— Exercise prompt —
Write out the full listing again, exactly as it stands.

(Records from a collection)
[BEGIN]
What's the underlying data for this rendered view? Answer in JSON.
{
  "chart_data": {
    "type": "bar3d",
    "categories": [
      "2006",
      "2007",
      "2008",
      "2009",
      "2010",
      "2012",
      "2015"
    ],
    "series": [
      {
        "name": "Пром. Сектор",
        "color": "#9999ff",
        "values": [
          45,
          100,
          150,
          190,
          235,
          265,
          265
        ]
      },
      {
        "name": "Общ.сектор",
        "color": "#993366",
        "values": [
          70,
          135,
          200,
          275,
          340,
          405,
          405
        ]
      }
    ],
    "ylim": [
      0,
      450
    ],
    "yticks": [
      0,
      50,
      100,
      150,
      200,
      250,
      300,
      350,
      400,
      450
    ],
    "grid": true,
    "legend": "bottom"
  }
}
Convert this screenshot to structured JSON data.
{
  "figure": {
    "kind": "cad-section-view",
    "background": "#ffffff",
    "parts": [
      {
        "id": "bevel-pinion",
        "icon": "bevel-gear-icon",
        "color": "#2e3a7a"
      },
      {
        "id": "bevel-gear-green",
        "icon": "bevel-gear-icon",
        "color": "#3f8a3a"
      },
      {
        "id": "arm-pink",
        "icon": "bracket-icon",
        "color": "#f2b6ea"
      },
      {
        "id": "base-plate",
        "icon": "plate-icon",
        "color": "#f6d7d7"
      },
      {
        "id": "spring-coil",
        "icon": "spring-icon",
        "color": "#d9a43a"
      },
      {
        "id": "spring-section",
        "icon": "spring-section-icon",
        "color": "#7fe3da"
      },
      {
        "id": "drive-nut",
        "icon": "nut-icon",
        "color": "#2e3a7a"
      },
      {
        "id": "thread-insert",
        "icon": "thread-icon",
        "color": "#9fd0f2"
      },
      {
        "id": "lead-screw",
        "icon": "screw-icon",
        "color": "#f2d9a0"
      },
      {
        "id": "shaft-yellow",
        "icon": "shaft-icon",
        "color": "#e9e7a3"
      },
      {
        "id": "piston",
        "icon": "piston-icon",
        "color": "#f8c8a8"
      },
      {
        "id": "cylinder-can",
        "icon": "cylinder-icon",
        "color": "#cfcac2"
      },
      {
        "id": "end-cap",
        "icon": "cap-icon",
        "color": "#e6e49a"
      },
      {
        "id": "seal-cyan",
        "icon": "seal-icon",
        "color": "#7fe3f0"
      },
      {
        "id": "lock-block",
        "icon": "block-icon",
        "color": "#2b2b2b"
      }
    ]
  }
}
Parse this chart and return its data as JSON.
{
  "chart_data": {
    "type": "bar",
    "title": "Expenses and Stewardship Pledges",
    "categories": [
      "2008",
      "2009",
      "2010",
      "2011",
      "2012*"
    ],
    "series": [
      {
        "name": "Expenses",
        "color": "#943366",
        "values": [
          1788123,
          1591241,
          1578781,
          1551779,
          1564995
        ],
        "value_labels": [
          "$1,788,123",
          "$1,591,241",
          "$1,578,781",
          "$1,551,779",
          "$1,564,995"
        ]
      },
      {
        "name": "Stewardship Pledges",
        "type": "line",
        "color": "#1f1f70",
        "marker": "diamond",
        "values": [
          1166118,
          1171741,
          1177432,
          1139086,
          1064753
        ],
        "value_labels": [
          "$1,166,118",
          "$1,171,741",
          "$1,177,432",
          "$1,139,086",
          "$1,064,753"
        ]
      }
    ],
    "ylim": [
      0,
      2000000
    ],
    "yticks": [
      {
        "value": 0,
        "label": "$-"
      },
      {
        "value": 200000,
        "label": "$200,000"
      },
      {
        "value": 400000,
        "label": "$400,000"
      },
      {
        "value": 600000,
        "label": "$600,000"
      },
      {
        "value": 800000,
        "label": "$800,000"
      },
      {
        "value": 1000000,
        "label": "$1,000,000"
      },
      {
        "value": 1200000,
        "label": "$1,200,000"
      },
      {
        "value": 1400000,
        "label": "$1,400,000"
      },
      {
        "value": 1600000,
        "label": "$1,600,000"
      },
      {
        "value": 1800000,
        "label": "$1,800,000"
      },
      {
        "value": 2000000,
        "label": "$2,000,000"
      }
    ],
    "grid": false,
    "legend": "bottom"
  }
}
[END]
— Written response —
What's the underlying data for this rendered view? Answer in JSON.
{
  "chart_data": {
    "type": "bar3d",
    "categories": [
      "2006",
      "2007",
      "2008",
      "2009",
      "2010",
      "2012",
      "2015"
    ],
    "series": [
      {
        "name": "Пром. Сектор",
        "color": "#9999ff",
        "values": [
          45,
          100,
          150,
          190,
          235,
          265,
          265
        ]
      },
      {
        "name": "Общ.сектор",
        "color": "#993366",
        "values": [
          70,
          135,
          200,
          275,
          340,
          405,
          405
        ]
      }
    ],
    "ylim": [
      0,
      450
    ],
    "yticks": [
      0,
      50,
      100,
      150,
      200,
      250,
      300,
      350,
      400,
      450
    ],
    "grid": true,
    "legend": "bottom"
  }
}
Convert this screenshot to structured JSON data.
{
  "figure": {
    "kind": "cad-section-view",
    "background": "#ffffff",
    "parts": [
      {
        "id": "bevel-pinion",
        "icon": "bevel-gear-icon",
        "color": "#2e3a7a"
      },
      {
        "id": "bevel-gear-green",
        "icon": "bevel-gear-icon",
        "color": "#3f8a3a"
      },
      {
        "id": "arm-pink",
        "icon": "bracket-icon",
        "color": "#f2b6ea"
      },
      {
        "id": "base-plate",
        "icon": "plate-icon",
        "color": "#f6d7d7"
      },
      {
        "id": "spring-coil",
        "icon": "spring-icon",
        "color": "#d9a43a"
      },
      {
        "id": "spring-section",
        "icon": "spring-section-icon",
        "color": "#7fe3da"
      },
      {
        "id": "drive-nut",
        "icon": "nut-icon",
        "color": "#2e3a7a"
      },
      {
        "id": "thread-insert",
        "icon": "thread-icon",
        "color": "#9fd0f2"
      },
      {
        "id": "lead-screw",
        "icon": "screw-icon",
        "color": "#f2d9a0"
      },
      {
        "id": "shaft-yellow",
        "icon": "shaft-icon",
        "color": "#e9e7a3"
      },
      {
        "id": "piston",
        "icon": "piston-icon",
        "color": "#f8c8a8"
      },
      {
        "id": "cylinder-can",
        "icon": "cylinder-icon",
        "color": "#cfcac2"
      },
      {
        "id": "end-cap",
        "icon": "cap-icon",
        "color": "#e6e49a"
      },
      {
        "id": "seal-cyan",
        "icon": "seal-icon",
        "color": "#7fe3f0"
      },
      {
        "id": "lock-block",
        "icon": "block-icon",
        "color": "#2b2b2b"
      }
    ]
  }
}
Parse this chart and return its data as JSON.
{
  "chart_data": {
    "type": "bar",
    "title": "Expenses and Stewardship Pledges",
    "categories": [
      "2008",
      "2009",
      "2010",
      "2011",
      "2012*"
    ],
    "series": [
      {
        "name": "Expenses",
        "color": "#943366",
        "values": [
          1788123,
          1591241,
          1578781,
          1551779,
          1564995
        ],
        "value_labels": [
          "$1,788,123",
          "$1,591,241",
          "$1,578,781",
          "$1,551,779",
          "$1,564,995"
        ]
      },
      {
        "name": "Stewardship Pledges",
        "type": "line",
        "color": "#1f1f70",
        "marker": "diamond",
        "values": [
          1166118,
          1171741,
          1177432,
          1139086,
          1064753
        ],
        "value_labels": [
          "$1,166,118",
          "$1,171,741",
          "$1,177,432",
          "$1,139,086",
          "$1,064,753"
        ]
      }
    ],
    "ylim": [
      0,
      2000000
    ],
    "yticks": [
      {
        "value": 0,
        "label": "$-"
      },
      {
        "value": 200000,
        "label": "$200,000"
      },
      {
        "value": 400000,
        "label": "$400,000"
      },
      {
        "value": 600000,
        "label": "$600,000"
      },
      {
        "value": 800000,
        "label": "$800,000"
      },
      {
        "value": 1000000,
        "label": "$1,000,000"
      },
      {
        "value": 1200000,
        "label": "$1,200,000"
      },
      {
        "value": 1400000,
        "label": "$1,400,000"
      },
      {
        "value": 1600000,
        "label": "$1,600,000"
      },
      {
        "value": 1800000,
        "label": "$1,800,000"
      },
      {
        "value": 2000000,
        "label": "$2,000,000"
      }
    ],
    "grid": false,
    "legend": "bottom"
  }
}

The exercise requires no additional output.